▸ Task requirements:
Copy out the entries below in full and exactly.

▸ Input for this task:
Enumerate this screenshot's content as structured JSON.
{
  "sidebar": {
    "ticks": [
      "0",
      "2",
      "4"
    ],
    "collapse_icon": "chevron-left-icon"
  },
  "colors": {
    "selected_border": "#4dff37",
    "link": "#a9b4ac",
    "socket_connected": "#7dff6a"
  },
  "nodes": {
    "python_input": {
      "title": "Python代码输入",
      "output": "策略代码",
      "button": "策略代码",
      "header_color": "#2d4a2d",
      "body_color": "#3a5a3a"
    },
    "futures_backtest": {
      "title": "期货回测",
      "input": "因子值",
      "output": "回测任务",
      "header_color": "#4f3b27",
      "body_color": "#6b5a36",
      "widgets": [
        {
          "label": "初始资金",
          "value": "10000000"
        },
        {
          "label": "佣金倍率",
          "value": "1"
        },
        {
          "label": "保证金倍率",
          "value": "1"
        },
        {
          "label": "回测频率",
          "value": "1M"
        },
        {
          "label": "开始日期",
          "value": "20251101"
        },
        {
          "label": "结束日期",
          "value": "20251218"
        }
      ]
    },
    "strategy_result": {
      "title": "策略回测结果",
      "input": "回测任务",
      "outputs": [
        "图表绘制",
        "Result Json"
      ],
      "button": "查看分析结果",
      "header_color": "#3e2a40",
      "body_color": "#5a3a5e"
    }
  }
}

▸ Solved problem:
Enumerate this screenshot's content as structured JSON.
{
  "sidebar": {
    "ticks": [
      "0",
      "2",
      "4"
    ],
    "collapse_icon": "chevron-left-icon"
  },
  "colors": {
    "selected_border": "#4dff37",
    "link": "#a9b4ac",
    "socket_connected": "#7dff6a"
  },
  "nodes": {
    "python_input": {
      "title": "Python代码输入",
      "output": "策略代码",
      "button": "策略代码",
      "header_color": "#2d4a2d",
      "body_color": "#3a5a3a"
    },
    "futures_backtest": {
      "title": "期货回测",
      "input": "因子值",
      "output": "回测任务",
      "header_color": "#4f3b27",
      "body_color": "#6b5a36",
      "widgets": [
        {
          "label": "初始资金",
          "value": "10000000"
        },
        {
          "label": "佣金倍率",
          "value": "1"
        },
        {
          "label": "保证金倍率",
          "value": "1"
        },
        {
          "label": "回测频率",
          "value": "1M"
        },
        {
          "label": "开始日期",
          "value": "20251101"
        },
        {
          "label": "结束日期",
          "value": "20251218"
        }
      ]
    },
    "strategy_result": {
      "title": "策略回测结果",
      "input": "回测任务",
      "outputs": [
        "图表绘制",
        "Result Json"
      ],
      "button": "查看分析结果",
      "header_color": "#3e2a40",
      "body_color": "#5a3a5e"
    }
  }
}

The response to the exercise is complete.